--- WORK TO COMPLETE ---
Extract every line where the string "chez" appears.

==== DATA FOR THE TASK

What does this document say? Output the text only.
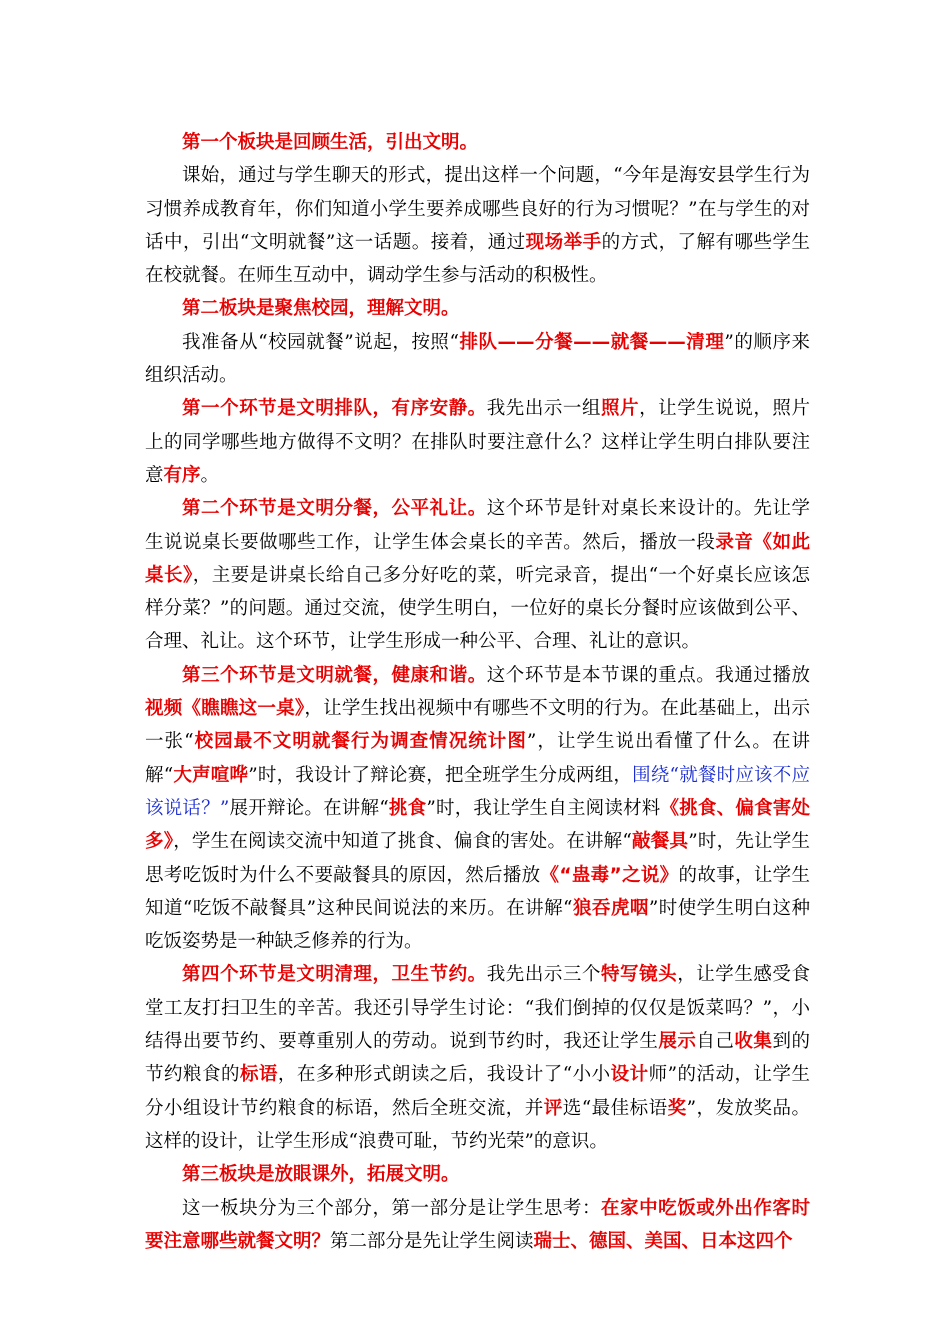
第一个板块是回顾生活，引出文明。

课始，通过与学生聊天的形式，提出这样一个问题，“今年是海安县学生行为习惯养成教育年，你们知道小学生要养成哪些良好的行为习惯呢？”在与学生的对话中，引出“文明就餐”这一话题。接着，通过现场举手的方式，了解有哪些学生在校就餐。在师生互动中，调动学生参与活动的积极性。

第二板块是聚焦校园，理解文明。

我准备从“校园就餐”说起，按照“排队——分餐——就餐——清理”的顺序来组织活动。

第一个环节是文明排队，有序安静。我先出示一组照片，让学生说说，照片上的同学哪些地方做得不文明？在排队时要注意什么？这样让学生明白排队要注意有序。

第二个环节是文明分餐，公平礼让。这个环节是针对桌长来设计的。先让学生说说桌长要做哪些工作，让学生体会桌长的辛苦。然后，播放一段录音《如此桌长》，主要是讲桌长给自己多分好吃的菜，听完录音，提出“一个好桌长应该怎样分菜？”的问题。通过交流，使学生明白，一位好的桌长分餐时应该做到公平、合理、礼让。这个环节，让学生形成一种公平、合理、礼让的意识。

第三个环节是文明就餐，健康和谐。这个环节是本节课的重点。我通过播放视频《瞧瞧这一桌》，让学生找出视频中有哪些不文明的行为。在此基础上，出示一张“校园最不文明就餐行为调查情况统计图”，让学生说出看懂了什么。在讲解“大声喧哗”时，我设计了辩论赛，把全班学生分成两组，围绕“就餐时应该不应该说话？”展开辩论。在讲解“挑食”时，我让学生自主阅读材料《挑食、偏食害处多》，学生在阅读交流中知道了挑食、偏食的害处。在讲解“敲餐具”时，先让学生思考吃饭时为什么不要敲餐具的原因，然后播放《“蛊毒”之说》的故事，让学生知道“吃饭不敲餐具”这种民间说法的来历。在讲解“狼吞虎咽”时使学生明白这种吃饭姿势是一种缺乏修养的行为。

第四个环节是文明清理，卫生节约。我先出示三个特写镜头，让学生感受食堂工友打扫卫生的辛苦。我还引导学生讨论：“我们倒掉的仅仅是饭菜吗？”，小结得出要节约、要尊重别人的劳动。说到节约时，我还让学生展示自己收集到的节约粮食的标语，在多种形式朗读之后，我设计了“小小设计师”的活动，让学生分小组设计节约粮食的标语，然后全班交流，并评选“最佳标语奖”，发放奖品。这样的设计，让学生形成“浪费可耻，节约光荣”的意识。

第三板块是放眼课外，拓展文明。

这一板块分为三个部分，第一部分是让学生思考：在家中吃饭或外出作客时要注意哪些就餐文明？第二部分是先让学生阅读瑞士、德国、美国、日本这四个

========
==== DATA FOR THE TASK

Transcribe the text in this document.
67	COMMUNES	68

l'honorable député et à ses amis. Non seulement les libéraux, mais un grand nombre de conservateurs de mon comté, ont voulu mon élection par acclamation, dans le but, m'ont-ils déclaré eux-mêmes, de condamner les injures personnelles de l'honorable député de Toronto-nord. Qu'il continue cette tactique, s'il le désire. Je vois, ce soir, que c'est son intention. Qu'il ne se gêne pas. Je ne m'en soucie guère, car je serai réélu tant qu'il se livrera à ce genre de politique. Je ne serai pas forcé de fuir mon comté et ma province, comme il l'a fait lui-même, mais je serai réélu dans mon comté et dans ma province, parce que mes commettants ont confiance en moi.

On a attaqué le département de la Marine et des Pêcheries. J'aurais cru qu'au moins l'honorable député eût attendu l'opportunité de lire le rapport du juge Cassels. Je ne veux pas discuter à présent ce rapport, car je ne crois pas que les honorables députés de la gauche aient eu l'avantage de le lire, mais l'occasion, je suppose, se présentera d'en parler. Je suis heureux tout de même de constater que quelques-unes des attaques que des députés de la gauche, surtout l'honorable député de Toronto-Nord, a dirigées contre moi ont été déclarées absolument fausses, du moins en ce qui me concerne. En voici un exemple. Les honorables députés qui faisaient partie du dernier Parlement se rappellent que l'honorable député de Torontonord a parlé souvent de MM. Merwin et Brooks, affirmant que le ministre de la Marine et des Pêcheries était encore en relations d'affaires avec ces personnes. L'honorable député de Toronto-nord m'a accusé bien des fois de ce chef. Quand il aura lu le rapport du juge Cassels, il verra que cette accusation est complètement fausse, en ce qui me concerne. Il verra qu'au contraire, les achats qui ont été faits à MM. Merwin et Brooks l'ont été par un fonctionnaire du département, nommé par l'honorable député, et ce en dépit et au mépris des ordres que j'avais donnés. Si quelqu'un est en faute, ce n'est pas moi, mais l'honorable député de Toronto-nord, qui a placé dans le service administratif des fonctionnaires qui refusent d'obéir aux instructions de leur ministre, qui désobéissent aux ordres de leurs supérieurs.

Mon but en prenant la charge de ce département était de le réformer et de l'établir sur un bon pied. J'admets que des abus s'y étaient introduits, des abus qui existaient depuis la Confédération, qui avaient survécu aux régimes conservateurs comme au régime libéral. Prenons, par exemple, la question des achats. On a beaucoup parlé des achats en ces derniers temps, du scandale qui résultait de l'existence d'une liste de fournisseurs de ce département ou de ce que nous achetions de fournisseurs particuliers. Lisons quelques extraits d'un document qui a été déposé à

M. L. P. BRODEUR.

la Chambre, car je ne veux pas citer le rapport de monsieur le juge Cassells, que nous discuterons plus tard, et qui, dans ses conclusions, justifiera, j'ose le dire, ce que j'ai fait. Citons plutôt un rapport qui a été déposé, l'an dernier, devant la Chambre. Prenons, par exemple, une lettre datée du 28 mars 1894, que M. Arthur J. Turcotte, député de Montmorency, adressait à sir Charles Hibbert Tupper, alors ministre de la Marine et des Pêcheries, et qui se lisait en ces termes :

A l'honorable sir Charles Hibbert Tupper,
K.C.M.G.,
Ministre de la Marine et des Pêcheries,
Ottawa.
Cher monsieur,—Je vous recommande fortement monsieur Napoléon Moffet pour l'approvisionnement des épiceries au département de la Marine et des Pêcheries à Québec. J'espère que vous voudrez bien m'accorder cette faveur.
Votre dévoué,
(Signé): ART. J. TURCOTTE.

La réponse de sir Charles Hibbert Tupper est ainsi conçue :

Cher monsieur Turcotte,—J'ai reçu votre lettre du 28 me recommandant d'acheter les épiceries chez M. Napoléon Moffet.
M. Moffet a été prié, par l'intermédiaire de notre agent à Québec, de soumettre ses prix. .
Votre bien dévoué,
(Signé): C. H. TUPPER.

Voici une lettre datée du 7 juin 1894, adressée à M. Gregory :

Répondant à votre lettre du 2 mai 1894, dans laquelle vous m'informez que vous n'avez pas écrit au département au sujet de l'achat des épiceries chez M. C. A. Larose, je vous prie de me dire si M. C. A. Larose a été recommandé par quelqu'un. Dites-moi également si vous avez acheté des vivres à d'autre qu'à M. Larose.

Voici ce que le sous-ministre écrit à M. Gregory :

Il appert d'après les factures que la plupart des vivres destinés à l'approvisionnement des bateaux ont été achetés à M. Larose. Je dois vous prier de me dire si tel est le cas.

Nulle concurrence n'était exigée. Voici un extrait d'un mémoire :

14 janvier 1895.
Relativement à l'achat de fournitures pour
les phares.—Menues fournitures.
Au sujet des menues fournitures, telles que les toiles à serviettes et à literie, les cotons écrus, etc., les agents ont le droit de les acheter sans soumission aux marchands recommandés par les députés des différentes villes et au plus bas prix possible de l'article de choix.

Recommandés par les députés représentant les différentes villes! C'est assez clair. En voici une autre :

========

--- EXERCISE RESULT ---
Cher monsieur Turcotte,—J'ai reçu votre lettre du 28 me recommandant d'acheter les épiceries chez M. Napoléon Moffet.
Répondant à votre lettre du 2 mai 1894, dans laquelle vous m'informez que vous n'avez pas écrit au département au sujet de l'achat des épiceries chez M. C. A. Larose, je vous prie de me dire si M. C. A. Larose a été recommandé par quelqu'un. Dites-moi également si vous avez acheté des vivres à d'autre qu'à M. Larose.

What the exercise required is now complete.